Given request
Among the lines below, list those containing the string "JSON".
** Begin Material **
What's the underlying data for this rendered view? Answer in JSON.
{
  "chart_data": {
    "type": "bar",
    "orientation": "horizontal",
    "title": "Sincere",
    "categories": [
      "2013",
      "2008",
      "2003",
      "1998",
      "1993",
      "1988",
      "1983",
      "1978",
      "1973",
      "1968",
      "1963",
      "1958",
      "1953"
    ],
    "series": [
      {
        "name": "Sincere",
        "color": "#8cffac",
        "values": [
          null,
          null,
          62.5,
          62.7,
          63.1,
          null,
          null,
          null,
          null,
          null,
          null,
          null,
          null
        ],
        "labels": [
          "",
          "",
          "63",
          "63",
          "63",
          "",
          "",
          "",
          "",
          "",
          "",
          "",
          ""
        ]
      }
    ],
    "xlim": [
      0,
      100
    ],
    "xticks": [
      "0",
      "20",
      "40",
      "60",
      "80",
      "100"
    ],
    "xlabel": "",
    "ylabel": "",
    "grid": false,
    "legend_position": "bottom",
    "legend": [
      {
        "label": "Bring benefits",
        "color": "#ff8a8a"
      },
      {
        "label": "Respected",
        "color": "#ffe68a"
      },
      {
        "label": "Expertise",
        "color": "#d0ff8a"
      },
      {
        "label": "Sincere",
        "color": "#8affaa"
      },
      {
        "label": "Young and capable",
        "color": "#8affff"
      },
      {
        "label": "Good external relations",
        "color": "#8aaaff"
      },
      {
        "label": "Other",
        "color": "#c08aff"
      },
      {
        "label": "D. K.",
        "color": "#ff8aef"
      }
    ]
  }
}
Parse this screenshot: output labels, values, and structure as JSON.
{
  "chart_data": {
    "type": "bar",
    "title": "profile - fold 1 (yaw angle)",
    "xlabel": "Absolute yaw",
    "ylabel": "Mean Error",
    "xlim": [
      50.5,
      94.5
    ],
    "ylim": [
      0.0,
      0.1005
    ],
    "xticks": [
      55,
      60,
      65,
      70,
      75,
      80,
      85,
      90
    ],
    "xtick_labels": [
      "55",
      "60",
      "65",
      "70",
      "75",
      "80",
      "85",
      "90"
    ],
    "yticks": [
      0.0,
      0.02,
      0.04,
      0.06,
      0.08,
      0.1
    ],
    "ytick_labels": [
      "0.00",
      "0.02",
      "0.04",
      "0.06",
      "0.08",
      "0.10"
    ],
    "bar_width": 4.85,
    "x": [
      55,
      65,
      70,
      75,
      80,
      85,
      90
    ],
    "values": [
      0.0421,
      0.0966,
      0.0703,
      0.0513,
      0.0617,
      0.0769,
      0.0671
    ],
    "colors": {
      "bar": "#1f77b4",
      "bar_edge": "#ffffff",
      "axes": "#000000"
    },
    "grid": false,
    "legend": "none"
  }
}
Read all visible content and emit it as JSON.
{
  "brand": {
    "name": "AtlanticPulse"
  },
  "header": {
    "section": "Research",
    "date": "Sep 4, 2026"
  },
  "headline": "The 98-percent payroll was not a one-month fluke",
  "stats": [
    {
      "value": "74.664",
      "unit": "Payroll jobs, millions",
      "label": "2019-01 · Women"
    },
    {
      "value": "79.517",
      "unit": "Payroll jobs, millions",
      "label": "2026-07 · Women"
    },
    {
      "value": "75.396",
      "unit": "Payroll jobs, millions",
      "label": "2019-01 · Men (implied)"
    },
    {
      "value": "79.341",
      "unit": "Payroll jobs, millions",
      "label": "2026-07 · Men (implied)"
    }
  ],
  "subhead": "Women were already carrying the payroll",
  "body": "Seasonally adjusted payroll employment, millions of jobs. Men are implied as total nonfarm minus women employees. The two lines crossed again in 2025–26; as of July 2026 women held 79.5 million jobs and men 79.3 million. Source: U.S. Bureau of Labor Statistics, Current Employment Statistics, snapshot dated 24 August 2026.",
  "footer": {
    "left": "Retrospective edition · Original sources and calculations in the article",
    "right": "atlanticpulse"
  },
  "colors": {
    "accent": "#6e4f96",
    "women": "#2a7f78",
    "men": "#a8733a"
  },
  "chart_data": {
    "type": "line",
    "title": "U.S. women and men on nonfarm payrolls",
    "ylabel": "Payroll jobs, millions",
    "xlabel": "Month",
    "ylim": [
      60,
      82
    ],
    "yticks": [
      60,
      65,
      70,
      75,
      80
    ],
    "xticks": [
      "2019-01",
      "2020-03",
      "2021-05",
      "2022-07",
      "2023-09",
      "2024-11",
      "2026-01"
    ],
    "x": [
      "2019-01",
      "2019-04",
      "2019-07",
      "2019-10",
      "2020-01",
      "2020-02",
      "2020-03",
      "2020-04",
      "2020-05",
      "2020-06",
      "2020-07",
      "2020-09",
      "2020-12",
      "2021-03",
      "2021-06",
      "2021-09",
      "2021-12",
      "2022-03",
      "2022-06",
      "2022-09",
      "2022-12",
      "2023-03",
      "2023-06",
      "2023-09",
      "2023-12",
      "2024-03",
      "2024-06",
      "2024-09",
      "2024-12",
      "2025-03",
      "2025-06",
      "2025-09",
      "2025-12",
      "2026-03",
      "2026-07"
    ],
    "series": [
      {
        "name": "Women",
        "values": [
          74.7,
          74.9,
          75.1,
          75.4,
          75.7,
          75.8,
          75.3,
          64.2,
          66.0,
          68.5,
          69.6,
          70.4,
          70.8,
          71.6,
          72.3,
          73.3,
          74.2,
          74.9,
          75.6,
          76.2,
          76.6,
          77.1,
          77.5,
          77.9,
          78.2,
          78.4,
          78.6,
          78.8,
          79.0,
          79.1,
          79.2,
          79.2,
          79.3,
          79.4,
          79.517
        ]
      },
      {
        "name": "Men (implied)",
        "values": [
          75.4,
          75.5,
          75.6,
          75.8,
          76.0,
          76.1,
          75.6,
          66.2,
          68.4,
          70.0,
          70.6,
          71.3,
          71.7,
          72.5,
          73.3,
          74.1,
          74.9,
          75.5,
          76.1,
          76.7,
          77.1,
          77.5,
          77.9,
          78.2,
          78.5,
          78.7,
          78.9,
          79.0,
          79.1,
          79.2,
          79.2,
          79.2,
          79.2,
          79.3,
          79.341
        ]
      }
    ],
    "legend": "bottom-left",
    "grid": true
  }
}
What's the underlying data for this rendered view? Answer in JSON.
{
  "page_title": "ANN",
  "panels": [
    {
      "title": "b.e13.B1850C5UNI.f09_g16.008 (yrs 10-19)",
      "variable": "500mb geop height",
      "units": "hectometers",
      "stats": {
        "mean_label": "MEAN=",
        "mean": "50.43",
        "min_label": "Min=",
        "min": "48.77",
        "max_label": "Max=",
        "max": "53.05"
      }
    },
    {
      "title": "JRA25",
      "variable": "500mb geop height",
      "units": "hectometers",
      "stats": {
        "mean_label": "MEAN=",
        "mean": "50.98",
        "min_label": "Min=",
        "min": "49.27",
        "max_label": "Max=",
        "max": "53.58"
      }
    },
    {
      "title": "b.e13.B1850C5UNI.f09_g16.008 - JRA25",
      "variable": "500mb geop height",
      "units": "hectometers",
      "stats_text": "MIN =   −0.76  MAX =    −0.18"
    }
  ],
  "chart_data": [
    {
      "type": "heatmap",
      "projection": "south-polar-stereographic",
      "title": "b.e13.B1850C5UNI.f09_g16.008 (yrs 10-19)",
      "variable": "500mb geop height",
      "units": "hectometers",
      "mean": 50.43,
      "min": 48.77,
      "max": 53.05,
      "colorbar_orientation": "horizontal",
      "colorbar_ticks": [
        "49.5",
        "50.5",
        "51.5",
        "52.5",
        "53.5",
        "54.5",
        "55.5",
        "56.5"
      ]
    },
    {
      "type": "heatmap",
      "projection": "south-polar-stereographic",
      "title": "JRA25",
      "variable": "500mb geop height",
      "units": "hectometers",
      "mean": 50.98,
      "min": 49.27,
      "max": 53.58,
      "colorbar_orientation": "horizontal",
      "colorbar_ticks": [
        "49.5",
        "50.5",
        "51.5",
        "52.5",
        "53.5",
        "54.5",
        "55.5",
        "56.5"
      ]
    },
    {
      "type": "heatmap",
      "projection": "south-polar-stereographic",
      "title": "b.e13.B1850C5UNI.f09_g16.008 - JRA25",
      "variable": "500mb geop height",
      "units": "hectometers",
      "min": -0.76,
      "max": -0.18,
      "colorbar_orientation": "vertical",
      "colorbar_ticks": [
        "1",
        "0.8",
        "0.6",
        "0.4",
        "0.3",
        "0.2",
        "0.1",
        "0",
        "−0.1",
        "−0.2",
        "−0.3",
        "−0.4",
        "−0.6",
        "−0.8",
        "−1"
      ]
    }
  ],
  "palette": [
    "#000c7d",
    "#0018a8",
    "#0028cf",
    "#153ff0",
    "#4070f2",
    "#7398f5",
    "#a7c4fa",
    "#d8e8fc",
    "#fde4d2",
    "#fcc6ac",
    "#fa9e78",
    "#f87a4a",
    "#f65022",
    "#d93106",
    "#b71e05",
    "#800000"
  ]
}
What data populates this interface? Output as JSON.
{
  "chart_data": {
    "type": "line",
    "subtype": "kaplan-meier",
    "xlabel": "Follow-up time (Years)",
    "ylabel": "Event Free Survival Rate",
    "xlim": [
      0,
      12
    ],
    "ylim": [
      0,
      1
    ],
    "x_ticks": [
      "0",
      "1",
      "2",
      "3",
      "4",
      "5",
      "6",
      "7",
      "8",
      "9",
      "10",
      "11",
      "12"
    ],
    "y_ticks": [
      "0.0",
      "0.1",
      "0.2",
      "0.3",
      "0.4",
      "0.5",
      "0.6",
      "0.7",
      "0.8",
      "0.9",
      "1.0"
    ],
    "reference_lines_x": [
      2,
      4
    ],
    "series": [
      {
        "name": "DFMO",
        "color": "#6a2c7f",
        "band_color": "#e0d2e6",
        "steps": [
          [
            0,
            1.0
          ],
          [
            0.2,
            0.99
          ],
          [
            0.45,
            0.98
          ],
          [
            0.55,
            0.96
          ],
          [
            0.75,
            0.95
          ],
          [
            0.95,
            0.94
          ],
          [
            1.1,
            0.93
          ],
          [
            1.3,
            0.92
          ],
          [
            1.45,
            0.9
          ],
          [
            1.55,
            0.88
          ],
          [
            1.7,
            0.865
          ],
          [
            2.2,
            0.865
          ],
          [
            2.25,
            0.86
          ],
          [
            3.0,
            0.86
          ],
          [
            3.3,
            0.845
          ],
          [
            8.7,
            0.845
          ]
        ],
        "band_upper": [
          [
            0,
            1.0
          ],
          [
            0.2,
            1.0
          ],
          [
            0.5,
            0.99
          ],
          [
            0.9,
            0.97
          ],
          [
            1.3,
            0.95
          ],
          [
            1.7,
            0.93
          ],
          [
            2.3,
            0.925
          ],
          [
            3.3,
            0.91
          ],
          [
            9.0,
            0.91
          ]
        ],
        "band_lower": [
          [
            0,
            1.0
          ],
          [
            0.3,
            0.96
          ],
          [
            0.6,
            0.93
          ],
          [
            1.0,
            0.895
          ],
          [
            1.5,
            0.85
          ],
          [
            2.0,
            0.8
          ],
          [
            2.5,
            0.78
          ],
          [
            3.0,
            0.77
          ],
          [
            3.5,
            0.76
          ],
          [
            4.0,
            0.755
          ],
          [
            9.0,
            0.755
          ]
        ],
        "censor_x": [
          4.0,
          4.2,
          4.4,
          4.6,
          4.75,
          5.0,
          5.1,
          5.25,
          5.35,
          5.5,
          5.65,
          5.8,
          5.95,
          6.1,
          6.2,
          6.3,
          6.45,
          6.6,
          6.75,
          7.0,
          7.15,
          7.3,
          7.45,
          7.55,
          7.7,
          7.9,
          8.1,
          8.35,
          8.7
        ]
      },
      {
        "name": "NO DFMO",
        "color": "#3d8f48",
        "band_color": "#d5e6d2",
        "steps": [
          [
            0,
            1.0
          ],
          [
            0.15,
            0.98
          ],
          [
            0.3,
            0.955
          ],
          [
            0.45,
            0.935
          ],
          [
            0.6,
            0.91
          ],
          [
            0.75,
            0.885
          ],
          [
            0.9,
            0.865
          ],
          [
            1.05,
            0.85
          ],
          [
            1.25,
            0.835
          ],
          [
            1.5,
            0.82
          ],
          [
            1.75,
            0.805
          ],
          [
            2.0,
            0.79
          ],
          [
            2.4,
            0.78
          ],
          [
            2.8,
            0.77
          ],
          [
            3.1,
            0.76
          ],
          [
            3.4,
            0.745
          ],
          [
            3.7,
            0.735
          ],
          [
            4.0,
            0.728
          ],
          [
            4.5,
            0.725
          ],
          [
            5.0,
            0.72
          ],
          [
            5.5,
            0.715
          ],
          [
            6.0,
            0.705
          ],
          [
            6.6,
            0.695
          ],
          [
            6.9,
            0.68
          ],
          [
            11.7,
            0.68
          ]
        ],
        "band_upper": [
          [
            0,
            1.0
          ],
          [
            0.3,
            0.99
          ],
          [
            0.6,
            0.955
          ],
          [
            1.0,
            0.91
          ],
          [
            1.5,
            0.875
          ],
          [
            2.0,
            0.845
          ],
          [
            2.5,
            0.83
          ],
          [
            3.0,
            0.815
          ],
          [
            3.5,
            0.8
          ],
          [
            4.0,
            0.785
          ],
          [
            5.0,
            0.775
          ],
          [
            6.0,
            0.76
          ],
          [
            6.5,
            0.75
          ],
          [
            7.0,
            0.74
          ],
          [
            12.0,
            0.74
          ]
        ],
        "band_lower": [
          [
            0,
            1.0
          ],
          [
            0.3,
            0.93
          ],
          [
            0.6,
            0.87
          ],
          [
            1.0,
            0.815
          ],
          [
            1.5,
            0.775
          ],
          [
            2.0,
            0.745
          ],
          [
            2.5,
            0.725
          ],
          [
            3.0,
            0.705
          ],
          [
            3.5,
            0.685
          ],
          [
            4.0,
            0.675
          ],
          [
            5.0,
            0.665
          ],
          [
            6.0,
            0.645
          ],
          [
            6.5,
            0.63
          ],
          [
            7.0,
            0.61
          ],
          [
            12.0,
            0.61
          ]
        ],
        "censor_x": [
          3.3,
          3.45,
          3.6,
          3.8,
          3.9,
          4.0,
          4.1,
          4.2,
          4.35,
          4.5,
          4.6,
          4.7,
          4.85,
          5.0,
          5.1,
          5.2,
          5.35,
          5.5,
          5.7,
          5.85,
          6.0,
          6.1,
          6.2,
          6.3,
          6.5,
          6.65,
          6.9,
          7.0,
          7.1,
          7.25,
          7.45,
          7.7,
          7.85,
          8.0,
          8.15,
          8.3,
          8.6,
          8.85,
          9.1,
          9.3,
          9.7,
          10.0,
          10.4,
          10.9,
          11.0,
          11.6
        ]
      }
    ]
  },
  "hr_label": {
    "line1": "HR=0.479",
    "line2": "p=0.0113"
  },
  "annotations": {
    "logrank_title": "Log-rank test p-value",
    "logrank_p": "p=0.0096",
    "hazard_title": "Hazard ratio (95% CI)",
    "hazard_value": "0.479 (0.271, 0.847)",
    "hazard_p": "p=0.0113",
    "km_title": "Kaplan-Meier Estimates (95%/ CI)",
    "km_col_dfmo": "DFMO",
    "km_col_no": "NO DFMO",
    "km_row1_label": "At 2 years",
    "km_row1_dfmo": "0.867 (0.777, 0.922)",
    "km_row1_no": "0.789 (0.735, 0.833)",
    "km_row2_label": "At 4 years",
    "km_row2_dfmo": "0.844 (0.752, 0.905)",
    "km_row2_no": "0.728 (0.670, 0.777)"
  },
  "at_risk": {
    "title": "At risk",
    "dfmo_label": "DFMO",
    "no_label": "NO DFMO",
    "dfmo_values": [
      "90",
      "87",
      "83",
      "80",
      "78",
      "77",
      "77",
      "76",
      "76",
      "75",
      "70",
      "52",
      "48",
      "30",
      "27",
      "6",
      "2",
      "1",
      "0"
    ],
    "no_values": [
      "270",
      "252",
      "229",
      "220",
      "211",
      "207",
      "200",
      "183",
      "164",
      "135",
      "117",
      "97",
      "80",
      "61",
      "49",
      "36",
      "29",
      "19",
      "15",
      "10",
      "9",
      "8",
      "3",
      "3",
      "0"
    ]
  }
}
** End Material **
Answer to the task
What's the underlying data for this rendered view? Answer in JSON.
Parse this screenshot: output labels, values, and structure as JSON.
Read all visible content and emit it as JSON.
What's the underlying data for this rendered view? Answer in JSON.
What data populates this interface? Output as JSON.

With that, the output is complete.